▶ What you have to do: Every record below should be printed exactly as it appears.

▶ Material for this task:
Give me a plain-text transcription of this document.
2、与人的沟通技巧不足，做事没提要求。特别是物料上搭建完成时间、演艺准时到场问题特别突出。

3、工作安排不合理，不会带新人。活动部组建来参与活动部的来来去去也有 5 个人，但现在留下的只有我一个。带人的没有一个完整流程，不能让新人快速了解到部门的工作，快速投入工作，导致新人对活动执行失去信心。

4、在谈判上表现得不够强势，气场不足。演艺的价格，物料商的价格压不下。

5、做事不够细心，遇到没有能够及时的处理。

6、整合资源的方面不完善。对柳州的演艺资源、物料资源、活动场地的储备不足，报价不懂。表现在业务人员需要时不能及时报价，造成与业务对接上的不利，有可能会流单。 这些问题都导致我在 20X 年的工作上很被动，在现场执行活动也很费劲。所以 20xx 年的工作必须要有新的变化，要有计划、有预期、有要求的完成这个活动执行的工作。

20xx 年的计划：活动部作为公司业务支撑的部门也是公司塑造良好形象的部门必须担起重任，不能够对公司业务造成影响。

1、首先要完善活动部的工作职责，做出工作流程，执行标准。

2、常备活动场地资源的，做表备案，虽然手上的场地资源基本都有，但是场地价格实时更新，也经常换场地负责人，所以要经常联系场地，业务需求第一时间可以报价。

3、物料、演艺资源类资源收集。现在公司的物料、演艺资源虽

▶ Solution:
Give me a plain-text transcription of this document.
2、与人的沟通技巧不足，做事没提要求。特别是物料上搭建完成时间、演艺准时到场问题特别突出。

3、工作安排不合理，不会带新人。活动部组建来参与活动部的来来去去也有 5 个人，但现在留下的只有我一个。带人的没有一个完整流程，不能让新人快速了解到部门的工作，快速投入工作，导致新人对活动执行失去信心。

4、在谈判上表现得不够强势，气场不足。演艺的价格，物料商的价格压不下。

5、做事不够细心，遇到没有能够及时的处理。

6、整合资源的方面不完善。对柳州的演艺资源、物料资源、活动场地的储备不足，报价不懂。表现在业务人员需要时不能及时报价，造成与业务对接上的不利，有可能会流单。 这些问题都导致我在 20X 年的工作上很被动，在现场执行活动也很费劲。所以 20xx 年的工作必须要有新的变化，要有计划、有预期、有要求的完成这个活动执行的工作。

20xx 年的计划：活动部作为公司业务支撑的部门也是公司塑造良好形象的部门必须担起重任，不能够对公司业务造成影响。

1、首先要完善活动部的工作职责，做出工作流程，执行标准。

2、常备活动场地资源的，做表备案，虽然手上的场地资源基本都有，但是场地价格实时更新，也经常换场地负责人，所以要经常联系场地，业务需求第一时间可以报价。

3、物料、演艺资源类资源收集。现在公司的物料、演艺资源虽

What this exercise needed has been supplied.